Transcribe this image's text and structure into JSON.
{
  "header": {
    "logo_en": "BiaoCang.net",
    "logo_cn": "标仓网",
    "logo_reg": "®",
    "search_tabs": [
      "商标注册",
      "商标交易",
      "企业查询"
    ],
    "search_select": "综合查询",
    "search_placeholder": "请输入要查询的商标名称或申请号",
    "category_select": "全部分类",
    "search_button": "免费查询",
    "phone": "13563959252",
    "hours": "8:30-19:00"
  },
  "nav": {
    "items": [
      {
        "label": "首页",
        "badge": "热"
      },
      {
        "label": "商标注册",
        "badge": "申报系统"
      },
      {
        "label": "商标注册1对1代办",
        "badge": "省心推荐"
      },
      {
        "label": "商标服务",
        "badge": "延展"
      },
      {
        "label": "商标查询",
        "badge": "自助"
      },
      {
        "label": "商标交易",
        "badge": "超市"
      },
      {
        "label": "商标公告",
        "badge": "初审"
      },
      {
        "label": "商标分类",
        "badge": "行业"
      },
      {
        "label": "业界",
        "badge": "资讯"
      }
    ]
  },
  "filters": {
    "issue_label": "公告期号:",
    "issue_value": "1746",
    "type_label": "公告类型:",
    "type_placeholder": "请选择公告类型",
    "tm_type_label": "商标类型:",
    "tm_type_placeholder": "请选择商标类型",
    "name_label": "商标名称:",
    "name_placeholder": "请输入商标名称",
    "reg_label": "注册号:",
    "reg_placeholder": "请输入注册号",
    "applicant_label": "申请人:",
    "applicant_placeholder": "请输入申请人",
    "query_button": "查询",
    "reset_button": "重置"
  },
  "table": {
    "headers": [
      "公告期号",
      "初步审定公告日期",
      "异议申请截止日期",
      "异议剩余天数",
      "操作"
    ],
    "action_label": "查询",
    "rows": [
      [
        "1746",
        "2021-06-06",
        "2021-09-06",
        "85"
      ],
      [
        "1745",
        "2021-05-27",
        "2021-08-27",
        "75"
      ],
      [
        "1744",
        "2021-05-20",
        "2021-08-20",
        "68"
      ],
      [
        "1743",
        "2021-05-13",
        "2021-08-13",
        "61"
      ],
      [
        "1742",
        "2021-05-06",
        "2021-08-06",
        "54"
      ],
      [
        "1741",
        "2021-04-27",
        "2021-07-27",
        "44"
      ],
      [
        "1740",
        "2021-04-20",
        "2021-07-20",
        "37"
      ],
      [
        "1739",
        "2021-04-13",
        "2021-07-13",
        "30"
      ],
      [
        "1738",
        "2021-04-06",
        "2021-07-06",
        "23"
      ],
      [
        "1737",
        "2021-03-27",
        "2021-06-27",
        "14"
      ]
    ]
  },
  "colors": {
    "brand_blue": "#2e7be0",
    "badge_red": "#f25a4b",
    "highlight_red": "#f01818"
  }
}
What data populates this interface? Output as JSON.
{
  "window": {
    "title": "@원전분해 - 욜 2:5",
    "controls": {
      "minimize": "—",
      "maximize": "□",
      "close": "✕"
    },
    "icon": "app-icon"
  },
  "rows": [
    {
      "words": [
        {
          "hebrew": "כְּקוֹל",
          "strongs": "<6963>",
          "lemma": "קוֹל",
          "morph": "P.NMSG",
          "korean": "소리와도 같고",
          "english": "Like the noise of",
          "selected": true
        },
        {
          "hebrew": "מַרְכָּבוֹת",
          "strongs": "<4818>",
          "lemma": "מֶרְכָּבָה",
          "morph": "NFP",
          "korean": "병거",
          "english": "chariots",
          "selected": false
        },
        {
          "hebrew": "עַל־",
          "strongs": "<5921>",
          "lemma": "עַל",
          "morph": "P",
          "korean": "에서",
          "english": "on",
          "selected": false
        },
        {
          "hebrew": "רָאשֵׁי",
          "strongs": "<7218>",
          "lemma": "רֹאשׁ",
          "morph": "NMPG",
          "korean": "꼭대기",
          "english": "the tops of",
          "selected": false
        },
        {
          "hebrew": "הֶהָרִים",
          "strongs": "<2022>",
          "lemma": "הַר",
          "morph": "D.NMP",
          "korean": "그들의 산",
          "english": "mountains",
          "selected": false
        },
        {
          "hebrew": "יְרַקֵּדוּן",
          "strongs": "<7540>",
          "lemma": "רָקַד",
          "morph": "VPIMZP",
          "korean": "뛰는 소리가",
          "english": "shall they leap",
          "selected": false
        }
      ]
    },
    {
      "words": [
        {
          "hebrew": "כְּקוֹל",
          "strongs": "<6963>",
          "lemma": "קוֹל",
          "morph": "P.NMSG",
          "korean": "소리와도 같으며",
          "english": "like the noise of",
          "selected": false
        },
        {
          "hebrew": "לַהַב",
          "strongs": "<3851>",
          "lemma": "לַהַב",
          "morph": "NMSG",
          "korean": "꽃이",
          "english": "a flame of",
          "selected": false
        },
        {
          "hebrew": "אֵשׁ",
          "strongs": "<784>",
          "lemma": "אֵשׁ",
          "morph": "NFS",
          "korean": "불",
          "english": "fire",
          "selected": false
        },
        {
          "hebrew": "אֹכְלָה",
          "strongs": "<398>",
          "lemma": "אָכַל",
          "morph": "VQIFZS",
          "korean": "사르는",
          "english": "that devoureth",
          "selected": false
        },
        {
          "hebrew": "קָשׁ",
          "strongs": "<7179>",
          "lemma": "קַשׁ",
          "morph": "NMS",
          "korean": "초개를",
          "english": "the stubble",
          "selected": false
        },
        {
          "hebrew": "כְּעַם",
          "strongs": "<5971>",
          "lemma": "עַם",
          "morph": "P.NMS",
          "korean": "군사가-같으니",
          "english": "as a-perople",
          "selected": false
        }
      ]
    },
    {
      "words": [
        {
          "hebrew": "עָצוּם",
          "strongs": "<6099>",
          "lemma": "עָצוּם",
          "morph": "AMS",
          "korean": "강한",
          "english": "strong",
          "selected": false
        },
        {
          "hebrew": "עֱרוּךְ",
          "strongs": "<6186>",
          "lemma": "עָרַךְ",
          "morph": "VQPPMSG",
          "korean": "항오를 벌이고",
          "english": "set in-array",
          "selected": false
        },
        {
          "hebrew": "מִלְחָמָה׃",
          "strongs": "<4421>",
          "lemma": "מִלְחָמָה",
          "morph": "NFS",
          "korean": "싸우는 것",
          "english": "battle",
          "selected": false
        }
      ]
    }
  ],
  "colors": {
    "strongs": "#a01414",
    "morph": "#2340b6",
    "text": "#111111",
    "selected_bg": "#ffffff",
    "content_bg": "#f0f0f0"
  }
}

**********

*EXERCISE OBJECTIVE*
Identify all lines in the records above with the word "noise".

*EXERCISE SOLUTION*
          "english": "Like the noise of",
          "english": "like the noise of",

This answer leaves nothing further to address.